Data listing
━━━━━━━━━━━━━━━━━━━━

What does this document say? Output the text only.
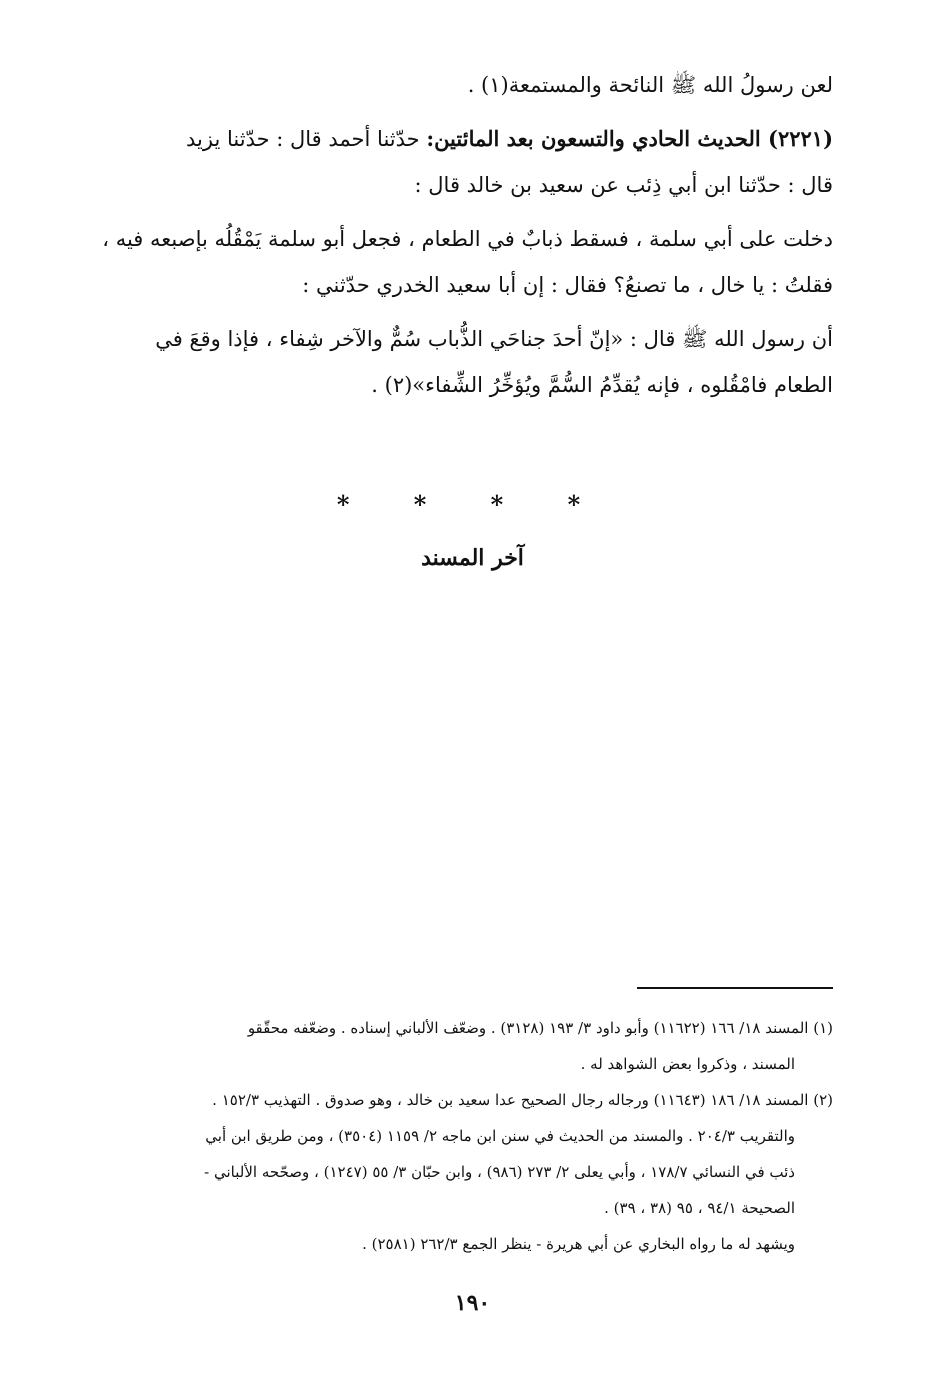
لعن رسولُ الله ﷺ النائحة والمستمعة(١) .
(٢٢٢١) الحديث الحادي والتسعون بعد المائتين: حدّثنا أحمد قال : حدّثنا يزيد
قال : حدّثنا ابن أبي ذِئب عن سعيد بن خالد قال :
دخلت على أبي سلمة ، فسقط ذبابٌ في الطعام ، فجعل أبو سلمة يَمْقُلُه بإصبعه فيه ،
فقلتُ : يا خال ، ما تصنعُ؟ فقال : إن أبا سعيد الخدري حدّثني :
أن رسول الله ﷺ قال : «إنّ أحدَ جناحَي الذُّباب سُمٌّ والآخر شِفاء ، فإذا وقعَ في
الطعام فامْقُلوه ، فإنه يُقدِّمُ السُّمَّ ويُؤخِّرُ الشِّفاء»(٢) .
* * * *
آخر المسند
(١) المسند ١٨/ ١٦٦ (١١٦٢٢) وأبو داود ٣/ ١٩٣ (٣١٢٨) . وضعّف الألباني إسناده . وضعّفه محقّقو
المسند ، وذكروا بعض الشواهد له .
(٢) المسند ١٨/ ١٨٦ (١١٦٤٣) ورجاله رجال الصحيح عدا سعيد بن خالد ، وهو صدوق . التهذيب ١٥٢/٣ .
والتقريب ٢٠٤/٣ . والمسند من الحديث في سنن ابن ماجه ٢/ ١١٥٩ (٣٥٠٤) ، ومن طريق ابن أبي
ذئب في النسائي ١٧٨/٧ ، وأبي يعلى ٢/ ٢٧٣ (٩٨٦) ، وابن حبّان ٣/ ٥٥ (١٢٤٧) ، وصحّحه الألباني -
الصحيحة ٩٤/١ ، ٩٥ (٣٨ ، ٣٩) .
ويشهد له ما رواه البخاري عن أبي هريرة - ينظر الجمع ٢٦٢/٣ (٢٥٨١) .
١٩٠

━━━━━━━━━━━━━━━━━━━━

Exercise details: Gather from the records above every line containing the string "الحديث".

Answer to the exercise:
(٢٢٢١) الحديث الحادي والتسعون بعد المائتين: حدّثنا أحمد قال : حدّثنا يزيد
والتقريب ٢٠٤/٣ . والمسند من الحديث في سنن ابن ماجه ٢/ ١١٥٩ (٣٥٠٤) ، ومن طريق ابن أبي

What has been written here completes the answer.